Dataset records section start
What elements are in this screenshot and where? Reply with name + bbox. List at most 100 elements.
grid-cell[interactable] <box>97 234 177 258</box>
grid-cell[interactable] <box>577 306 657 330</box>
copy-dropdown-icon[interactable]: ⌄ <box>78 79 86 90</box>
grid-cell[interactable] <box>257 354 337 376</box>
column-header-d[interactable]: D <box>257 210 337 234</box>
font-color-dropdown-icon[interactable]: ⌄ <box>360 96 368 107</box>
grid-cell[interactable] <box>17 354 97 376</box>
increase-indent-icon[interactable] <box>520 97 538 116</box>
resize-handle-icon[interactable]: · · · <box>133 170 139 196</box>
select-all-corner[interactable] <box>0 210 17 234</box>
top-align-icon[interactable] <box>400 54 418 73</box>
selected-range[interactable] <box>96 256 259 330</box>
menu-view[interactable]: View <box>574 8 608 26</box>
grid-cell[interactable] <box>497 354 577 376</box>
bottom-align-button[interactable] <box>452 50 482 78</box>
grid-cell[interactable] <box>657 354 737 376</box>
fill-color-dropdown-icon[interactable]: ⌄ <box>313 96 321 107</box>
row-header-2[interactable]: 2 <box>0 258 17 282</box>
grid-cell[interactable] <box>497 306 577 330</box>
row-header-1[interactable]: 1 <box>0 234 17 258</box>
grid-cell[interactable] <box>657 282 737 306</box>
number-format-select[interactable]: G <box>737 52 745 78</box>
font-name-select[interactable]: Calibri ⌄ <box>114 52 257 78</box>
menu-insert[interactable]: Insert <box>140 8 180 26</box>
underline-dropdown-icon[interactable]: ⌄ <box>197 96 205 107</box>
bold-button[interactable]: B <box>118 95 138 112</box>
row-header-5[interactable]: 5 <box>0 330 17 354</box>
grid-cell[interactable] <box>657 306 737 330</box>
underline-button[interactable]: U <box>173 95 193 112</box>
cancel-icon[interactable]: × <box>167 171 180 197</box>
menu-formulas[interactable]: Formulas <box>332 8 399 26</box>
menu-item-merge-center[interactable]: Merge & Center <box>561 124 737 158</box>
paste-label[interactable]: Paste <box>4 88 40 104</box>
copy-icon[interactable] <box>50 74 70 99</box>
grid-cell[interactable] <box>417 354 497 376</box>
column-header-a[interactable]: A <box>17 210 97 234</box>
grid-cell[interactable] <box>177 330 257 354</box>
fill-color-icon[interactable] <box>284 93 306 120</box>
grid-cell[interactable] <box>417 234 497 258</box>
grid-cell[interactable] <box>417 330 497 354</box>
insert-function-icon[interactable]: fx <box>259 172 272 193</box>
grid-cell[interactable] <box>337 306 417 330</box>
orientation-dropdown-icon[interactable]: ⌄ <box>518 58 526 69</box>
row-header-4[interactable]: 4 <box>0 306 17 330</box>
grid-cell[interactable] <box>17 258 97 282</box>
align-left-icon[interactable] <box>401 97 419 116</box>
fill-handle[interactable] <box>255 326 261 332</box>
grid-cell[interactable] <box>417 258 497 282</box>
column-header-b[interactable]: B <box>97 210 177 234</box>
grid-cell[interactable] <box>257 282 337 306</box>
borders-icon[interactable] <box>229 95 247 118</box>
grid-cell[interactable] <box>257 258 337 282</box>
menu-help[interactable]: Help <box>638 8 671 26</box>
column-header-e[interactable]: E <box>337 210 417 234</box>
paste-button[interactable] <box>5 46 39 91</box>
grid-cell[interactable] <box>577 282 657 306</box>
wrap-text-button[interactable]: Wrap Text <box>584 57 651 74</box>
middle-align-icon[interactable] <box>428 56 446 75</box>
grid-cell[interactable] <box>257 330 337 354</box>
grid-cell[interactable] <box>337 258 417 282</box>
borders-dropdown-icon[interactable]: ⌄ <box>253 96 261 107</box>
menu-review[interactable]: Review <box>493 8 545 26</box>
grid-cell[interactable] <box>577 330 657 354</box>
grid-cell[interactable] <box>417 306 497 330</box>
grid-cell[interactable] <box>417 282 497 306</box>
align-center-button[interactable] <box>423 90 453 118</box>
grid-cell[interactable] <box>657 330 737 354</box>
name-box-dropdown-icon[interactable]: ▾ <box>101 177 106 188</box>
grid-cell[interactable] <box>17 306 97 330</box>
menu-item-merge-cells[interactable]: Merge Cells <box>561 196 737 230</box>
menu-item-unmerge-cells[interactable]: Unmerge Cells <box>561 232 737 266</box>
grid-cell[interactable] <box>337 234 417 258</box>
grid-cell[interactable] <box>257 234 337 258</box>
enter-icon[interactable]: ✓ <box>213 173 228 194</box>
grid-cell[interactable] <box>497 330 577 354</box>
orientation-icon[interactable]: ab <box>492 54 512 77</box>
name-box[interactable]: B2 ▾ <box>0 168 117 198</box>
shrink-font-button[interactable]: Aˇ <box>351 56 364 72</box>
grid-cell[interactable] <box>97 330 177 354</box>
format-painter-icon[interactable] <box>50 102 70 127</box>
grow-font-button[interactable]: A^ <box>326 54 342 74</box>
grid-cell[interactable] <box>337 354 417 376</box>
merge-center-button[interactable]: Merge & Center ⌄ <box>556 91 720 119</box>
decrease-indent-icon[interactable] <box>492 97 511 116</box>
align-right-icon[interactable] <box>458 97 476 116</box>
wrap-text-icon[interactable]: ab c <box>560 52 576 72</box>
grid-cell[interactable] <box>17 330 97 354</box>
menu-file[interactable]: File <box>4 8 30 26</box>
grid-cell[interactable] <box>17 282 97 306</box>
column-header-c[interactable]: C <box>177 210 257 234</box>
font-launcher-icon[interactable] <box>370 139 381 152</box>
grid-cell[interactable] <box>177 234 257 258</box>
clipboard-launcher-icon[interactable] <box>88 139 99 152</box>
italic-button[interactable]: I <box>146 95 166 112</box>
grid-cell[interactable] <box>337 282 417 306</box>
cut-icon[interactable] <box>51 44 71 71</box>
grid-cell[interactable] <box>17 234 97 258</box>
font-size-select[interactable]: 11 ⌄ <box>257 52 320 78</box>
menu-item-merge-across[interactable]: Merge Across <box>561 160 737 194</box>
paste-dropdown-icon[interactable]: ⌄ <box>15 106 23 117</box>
Dataset records section end
Task instructions -
Repeat the data. Keep every word the same.

Solution to the exercise -
What elements are in this screenshot and where? Reply with name + bbox. List at most 100 elements.
grid-cell[interactable] <box>97 234 177 258</box>
grid-cell[interactable] <box>577 306 657 330</box>
copy-dropdown-icon[interactable]: ⌄ <box>78 79 86 90</box>
grid-cell[interactable] <box>257 354 337 376</box>
column-header-d[interactable]: D <box>257 210 337 234</box>
font-color-dropdown-icon[interactable]: ⌄ <box>360 96 368 107</box>
grid-cell[interactable] <box>17 354 97 376</box>
increase-indent-icon[interactable] <box>520 97 538 116</box>
resize-handle-icon[interactable]: · · · <box>133 170 139 196</box>
select-all-corner[interactable] <box>0 210 17 234</box>
top-align-icon[interactable] <box>400 54 418 73</box>
selected-range[interactable] <box>96 256 259 330</box>
menu-view[interactable]: View <box>574 8 608 26</box>
grid-cell[interactable] <box>497 354 577 376</box>
bottom-align-button[interactable] <box>452 50 482 78</box>
grid-cell[interactable] <box>657 354 737 376</box>
fill-color-dropdown-icon[interactable]: ⌄ <box>313 96 321 107</box>
row-header-2[interactable]: 2 <box>0 258 17 282</box>
grid-cell[interactable] <box>497 306 577 330</box>
row-header-1[interactable]: 1 <box>0 234 17 258</box>
grid-cell[interactable] <box>657 282 737 306</box>
number-format-select[interactable]: G <box>737 52 745 78</box>
font-name-select[interactable]: Calibri ⌄ <box>114 52 257 78</box>
menu-insert[interactable]: Insert <box>140 8 180 26</box>
underline-dropdown-icon[interactable]: ⌄ <box>197 96 205 107</box>
bold-button[interactable]: B <box>118 95 138 112</box>
row-header-5[interactable]: 5 <box>0 330 17 354</box>
grid-cell[interactable] <box>657 306 737 330</box>
underline-button[interactable]: U <box>173 95 193 112</box>
cancel-icon[interactable]: × <box>167 171 180 197</box>
menu-formulas[interactable]: Formulas <box>332 8 399 26</box>
menu-item-merge-center[interactable]: Merge & Center <box>561 124 737 158</box>
paste-label[interactable]: Paste <box>4 88 40 104</box>
copy-icon[interactable] <box>50 74 70 99</box>
grid-cell[interactable] <box>417 354 497 376</box>
column-header-a[interactable]: A <box>17 210 97 234</box>
grid-cell[interactable] <box>177 330 257 354</box>
fill-color-icon[interactable] <box>284 93 306 120</box>
grid-cell[interactable] <box>417 234 497 258</box>
grid-cell[interactable] <box>417 330 497 354</box>
insert-function-icon[interactable]: fx <box>259 172 272 193</box>
grid-cell[interactable] <box>337 306 417 330</box>
orientation-dropdown-icon[interactable]: ⌄ <box>518 58 526 69</box>
row-header-4[interactable]: 4 <box>0 306 17 330</box>
grid-cell[interactable] <box>17 258 97 282</box>
align-left-icon[interactable] <box>401 97 419 116</box>
fill-handle[interactable] <box>255 326 261 332</box>
grid-cell[interactable] <box>417 258 497 282</box>
column-header-b[interactable]: B <box>97 210 177 234</box>
grid-cell[interactable] <box>257 282 337 306</box>
borders-icon[interactable] <box>229 95 247 118</box>
grid-cell[interactable] <box>257 258 337 282</box>
menu-help[interactable]: Help <box>638 8 671 26</box>
column-header-e[interactable]: E <box>337 210 417 234</box>
paste-button[interactable] <box>5 46 39 91</box>
grid-cell[interactable] <box>577 282 657 306</box>
wrap-text-button[interactable]: Wrap Text <box>584 57 651 74</box>
middle-align-icon[interactable] <box>428 56 446 75</box>
grid-cell[interactable] <box>257 330 337 354</box>
grid-cell[interactable] <box>337 258 417 282</box>
borders-dropdown-icon[interactable]: ⌄ <box>253 96 261 107</box>
menu-review[interactable]: Review <box>493 8 545 26</box>
grid-cell[interactable] <box>577 330 657 354</box>
grid-cell[interactable] <box>417 306 497 330</box>
grid-cell[interactable] <box>417 282 497 306</box>
align-center-button[interactable] <box>423 90 453 118</box>
grid-cell[interactable] <box>657 330 737 354</box>
name-box-dropdown-icon[interactable]: ▾ <box>101 177 106 188</box>
grid-cell[interactable] <box>17 306 97 330</box>
menu-item-merge-cells[interactable]: Merge Cells <box>561 196 737 230</box>
menu-item-unmerge-cells[interactable]: Unmerge Cells <box>561 232 737 266</box>
grid-cell[interactable] <box>337 234 417 258</box>
grid-cell[interactable] <box>257 234 337 258</box>
enter-icon[interactable]: ✓ <box>213 173 228 194</box>
grid-cell[interactable] <box>497 330 577 354</box>
orientation-icon[interactable]: ab <box>492 54 512 77</box>
name-box[interactable]: B2 ▾ <box>0 168 117 198</box>
shrink-font-button[interactable]: Aˇ <box>351 56 364 72</box>
grid-cell[interactable] <box>97 330 177 354</box>
format-painter-icon[interactable] <box>50 102 70 127</box>
grow-font-button[interactable]: A^ <box>326 54 342 74</box>
grid-cell[interactable] <box>337 354 417 376</box>
merge-center-button[interactable]: Merge & Center ⌄ <box>556 91 720 119</box>
decrease-indent-icon[interactable] <box>492 97 511 116</box>
align-right-icon[interactable] <box>458 97 476 116</box>
wrap-text-icon[interactable]: ab c <box>560 52 576 72</box>
grid-cell[interactable] <box>17 330 97 354</box>
menu-file[interactable]: File <box>4 8 30 26</box>
grid-cell[interactable] <box>17 282 97 306</box>
column-header-c[interactable]: C <box>177 210 257 234</box>
font-launcher-icon[interactable] <box>370 139 381 152</box>
grid-cell[interactable] <box>177 234 257 258</box>
clipboard-launcher-icon[interactable] <box>88 139 99 152</box>
italic-button[interactable]: I <box>146 95 166 112</box>
grid-cell[interactable] <box>337 282 417 306</box>
cut-icon[interactable] <box>51 44 71 71</box>
grid-cell[interactable] <box>17 234 97 258</box>
font-size-select[interactable]: 11 ⌄ <box>257 52 320 78</box>
menu-item-merge-across[interactable]: Merge Across <box>561 160 737 194</box>
paste-dropdown-icon[interactable]: ⌄ <box>15 106 23 117</box>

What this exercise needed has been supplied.